=== Stored items from a collection ===
━━━━━━━━

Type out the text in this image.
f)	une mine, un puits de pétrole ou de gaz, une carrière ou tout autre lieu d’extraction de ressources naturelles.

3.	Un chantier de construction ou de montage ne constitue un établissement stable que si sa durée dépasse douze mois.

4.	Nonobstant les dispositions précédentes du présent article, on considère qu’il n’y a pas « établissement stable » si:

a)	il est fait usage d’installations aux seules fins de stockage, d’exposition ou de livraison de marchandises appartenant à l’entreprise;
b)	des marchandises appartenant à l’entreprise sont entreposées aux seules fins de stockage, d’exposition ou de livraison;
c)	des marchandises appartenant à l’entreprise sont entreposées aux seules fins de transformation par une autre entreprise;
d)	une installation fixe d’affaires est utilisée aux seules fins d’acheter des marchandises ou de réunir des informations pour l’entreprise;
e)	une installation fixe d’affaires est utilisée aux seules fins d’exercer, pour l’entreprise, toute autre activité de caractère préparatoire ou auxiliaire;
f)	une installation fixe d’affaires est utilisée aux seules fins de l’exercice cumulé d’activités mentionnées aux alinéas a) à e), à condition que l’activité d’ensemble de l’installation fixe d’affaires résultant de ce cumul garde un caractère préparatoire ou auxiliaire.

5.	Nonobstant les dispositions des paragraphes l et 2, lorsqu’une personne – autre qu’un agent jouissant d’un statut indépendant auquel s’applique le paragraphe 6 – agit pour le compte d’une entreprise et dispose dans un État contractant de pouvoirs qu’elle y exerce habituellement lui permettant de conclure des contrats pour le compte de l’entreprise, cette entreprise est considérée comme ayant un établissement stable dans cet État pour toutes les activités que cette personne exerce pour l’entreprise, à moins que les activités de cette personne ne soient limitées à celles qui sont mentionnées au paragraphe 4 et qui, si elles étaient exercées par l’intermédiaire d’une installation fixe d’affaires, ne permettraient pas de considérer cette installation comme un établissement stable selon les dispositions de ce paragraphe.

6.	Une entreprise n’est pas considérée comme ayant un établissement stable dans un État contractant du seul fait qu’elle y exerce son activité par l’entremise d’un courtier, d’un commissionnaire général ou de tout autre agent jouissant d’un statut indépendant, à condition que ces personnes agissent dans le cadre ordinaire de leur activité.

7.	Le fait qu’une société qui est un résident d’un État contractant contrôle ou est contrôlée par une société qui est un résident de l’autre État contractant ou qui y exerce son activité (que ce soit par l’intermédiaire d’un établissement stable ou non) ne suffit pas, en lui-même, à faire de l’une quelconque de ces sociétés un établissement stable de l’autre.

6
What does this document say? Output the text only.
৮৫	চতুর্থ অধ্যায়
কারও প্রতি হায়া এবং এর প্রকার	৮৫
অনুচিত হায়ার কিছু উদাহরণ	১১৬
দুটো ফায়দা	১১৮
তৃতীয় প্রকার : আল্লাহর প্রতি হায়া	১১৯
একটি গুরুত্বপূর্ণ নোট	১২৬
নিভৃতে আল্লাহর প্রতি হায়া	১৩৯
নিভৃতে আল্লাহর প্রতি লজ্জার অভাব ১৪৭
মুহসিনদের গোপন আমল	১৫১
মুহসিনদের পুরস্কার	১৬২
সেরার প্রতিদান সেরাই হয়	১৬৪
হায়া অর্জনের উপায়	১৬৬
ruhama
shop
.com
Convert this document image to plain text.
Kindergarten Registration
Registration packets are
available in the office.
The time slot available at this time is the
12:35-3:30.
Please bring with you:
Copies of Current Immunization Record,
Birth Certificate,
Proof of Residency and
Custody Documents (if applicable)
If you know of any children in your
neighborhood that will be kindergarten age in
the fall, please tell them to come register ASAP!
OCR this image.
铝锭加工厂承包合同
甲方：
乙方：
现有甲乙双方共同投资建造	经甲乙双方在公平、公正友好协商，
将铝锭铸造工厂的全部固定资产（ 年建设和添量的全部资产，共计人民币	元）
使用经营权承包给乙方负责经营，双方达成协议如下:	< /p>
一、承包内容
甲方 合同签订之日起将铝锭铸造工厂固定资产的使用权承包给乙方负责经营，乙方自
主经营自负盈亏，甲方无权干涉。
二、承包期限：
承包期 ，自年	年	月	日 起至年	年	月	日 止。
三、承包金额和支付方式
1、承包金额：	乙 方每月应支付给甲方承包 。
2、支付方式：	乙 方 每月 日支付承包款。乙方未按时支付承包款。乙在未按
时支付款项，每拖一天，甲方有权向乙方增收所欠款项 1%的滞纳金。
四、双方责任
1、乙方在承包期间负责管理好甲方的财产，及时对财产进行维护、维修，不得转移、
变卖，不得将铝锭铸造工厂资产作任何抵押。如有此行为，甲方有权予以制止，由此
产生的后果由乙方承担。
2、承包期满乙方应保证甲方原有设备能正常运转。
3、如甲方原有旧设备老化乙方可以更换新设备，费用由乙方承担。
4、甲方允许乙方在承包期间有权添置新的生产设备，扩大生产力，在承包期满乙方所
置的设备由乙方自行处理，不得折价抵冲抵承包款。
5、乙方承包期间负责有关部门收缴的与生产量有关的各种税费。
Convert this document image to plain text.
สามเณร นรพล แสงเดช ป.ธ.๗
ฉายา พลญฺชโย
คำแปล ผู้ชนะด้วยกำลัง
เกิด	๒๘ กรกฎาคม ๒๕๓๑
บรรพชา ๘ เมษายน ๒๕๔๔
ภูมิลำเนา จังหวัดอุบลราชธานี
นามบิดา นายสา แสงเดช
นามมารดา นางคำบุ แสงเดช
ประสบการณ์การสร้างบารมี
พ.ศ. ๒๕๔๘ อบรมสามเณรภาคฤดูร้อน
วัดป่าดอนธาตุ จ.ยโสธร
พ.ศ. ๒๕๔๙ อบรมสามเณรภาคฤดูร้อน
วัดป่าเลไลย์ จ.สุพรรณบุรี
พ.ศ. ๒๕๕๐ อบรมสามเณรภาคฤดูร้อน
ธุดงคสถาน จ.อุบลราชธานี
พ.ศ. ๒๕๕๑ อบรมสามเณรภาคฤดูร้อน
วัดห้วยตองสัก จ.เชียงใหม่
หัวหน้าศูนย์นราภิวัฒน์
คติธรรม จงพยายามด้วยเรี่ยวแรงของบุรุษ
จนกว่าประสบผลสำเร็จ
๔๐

━━━━━━━━

=== Given request ===
In the entries above, find each line with the word "บลราชธาน" and copy it.

=== Result for this exercise ===
ภูมิลำเนา จังหวัดอุบลราชธานี
ธุดงคสถาน จ.อุบลราชธานี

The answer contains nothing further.